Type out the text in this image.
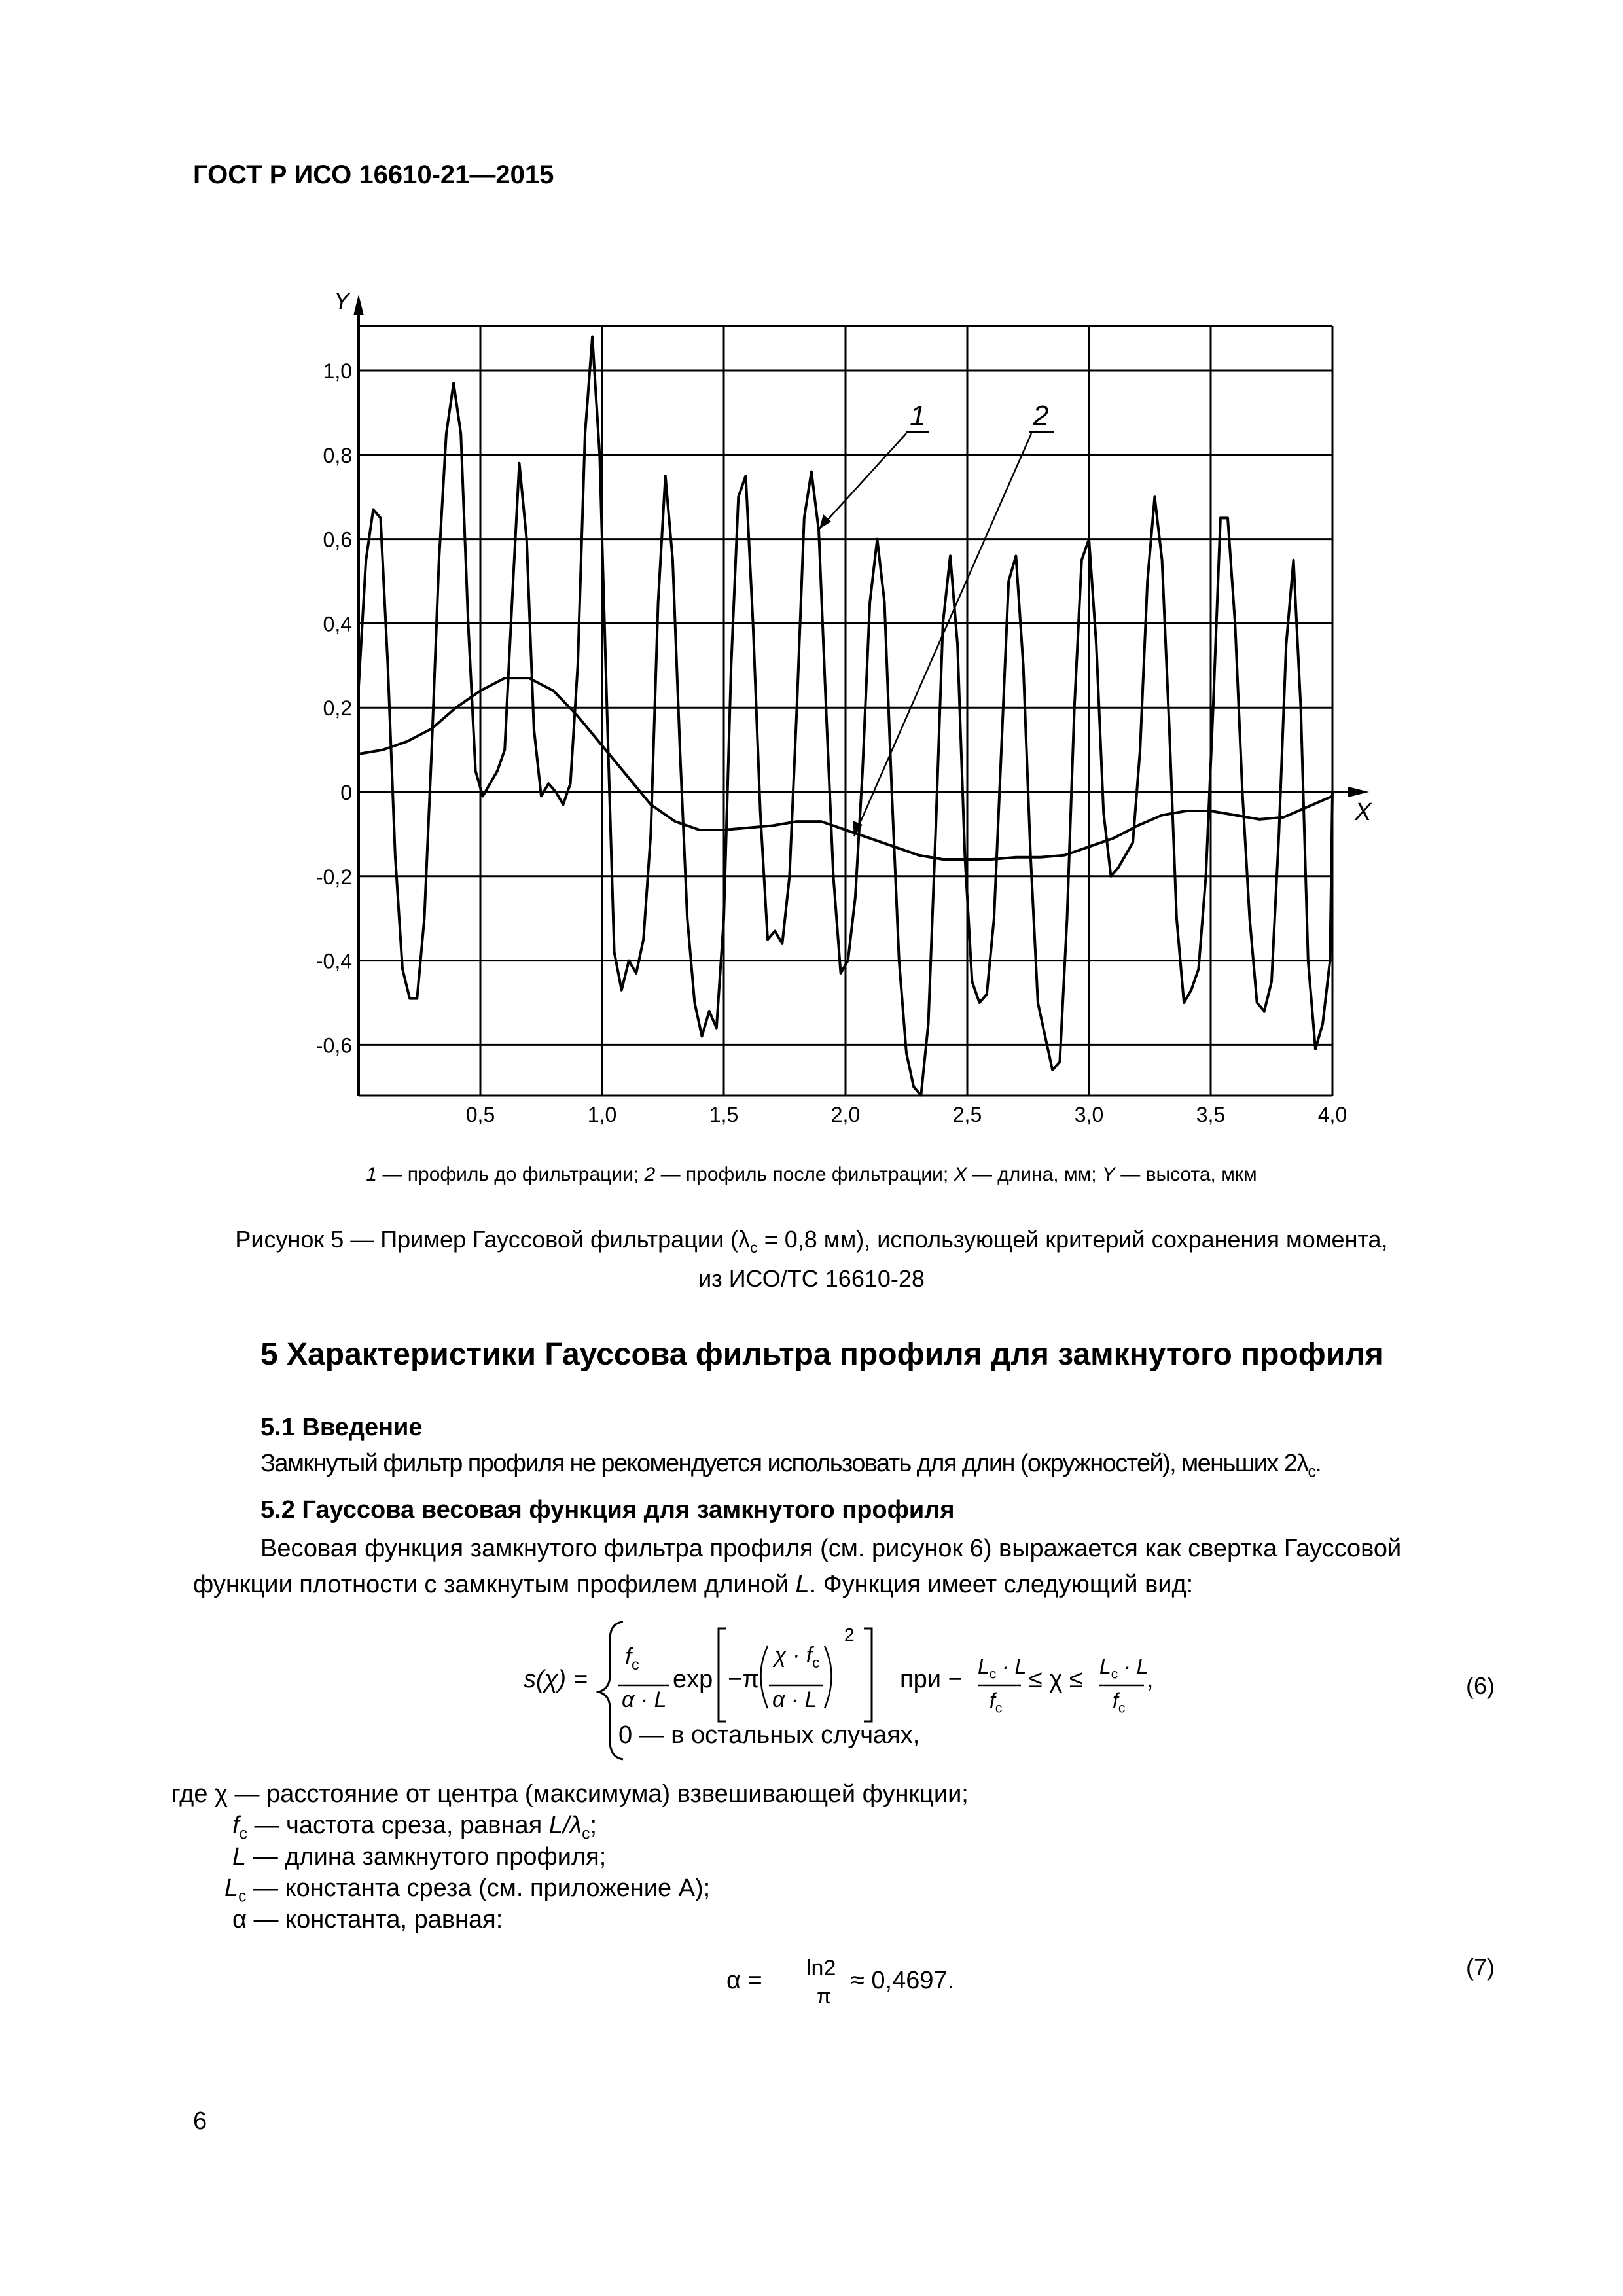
ГОСТ Р ИСО 16610-21—2015
Y
X
1,0
0,8
0,6
0,4
0,2
0
-0,2
-0,4
-0,6
0,5	1,0	1,5	2,0	2,5	3,0	3,5	4,0
1	2
1 — профиль до фильтрации; 2 — профиль после фильтрации; X — длина, мм; Y — высота, мкм
Рисунок 5 — Пример Гауссовой фильтрации ($\lambda_c = 0,8$ мм), использующей критерий сохранения момента,
из ИСО/ТС 16610-28
5 Характеристики Гауссова фильтра профиля для замкнутого профиля
5.1 Введение
Замкнутый фильтр профиля не рекомендуется использовать для длин (окружностей), меньших $2\lambda_c$.
5.2 Гауссова весовая функция для замкнутого профиля
Весовая функция замкнутого фильтра профиля (см. рисунок 6) выражается как свертка Гауссовой
функции плотности с замкнутым профилем длиной L. Функция имеет следующий вид:
s(χ) =
$f_c$
α · L
exp −π
$\chi \cdot f_c$
α · L
2
при − $L_c \cdot L$
$f_c$
≤ $\chi \le L_c \cdot L$
$f_c$
,
0 — в остальных случаях,
(6)
где χ — расстояние от центра (максимума) взвешивающей функции;
$f_c$ — частота среза, равная $L/\lambda_c$;
L — длина замкнутого профиля;
$L_c$ — константа среза (см. приложение А);
α — константа, равная:
α = ln2
π
≈ 0,4697.	(7)
6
------------------------------------------------------------------------
*Request:* Make an exact copy of every entry above, minus the images.

*Exercise solution:*
Type out the text in this image.
ГОСТ Р ИСО 16610-21—2015
Y
X
1,0
0,8
0,6
0,4
0,2
0
-0,2
-0,4
-0,6
0,5	1,0	1,5	2,0	2,5	3,0	3,5	4,0
1	2
1 — профиль до фильтрации; 2 — профиль после фильтрации; X — длина, мм; Y — высота, мкм
Рисунок 5 — Пример Гауссовой фильтрации ($\lambda_c = 0,8$ мм), использующей критерий сохранения момента,
из ИСО/ТС 16610-28
5 Характеристики Гауссова фильтра профиля для замкнутого профиля
5.1 Введение
Замкнутый фильтр профиля не рекомендуется использовать для длин (окружностей), меньших $2\lambda_c$.
5.2 Гауссова весовая функция для замкнутого профиля
Весовая функция замкнутого фильтра профиля (см. рисунок 6) выражается как свертка Гауссовой
функции плотности с замкнутым профилем длиной L. Функция имеет следующий вид:
s(χ) =
$f_c$
α · L
exp −π
$\chi \cdot f_c$
α · L
2
при − $L_c \cdot L$
$f_c$
≤ $\chi \le L_c \cdot L$
$f_c$
,
0 — в остальных случаях,
(6)
где χ — расстояние от центра (максимума) взвешивающей функции;
$f_c$ — частота среза, равная $L/\lambda_c$;
L — длина замкнутого профиля;
$L_c$ — константа среза (см. приложение А);
α — константа, равная:
α = ln2
π
≈ 0,4697.	(7)
6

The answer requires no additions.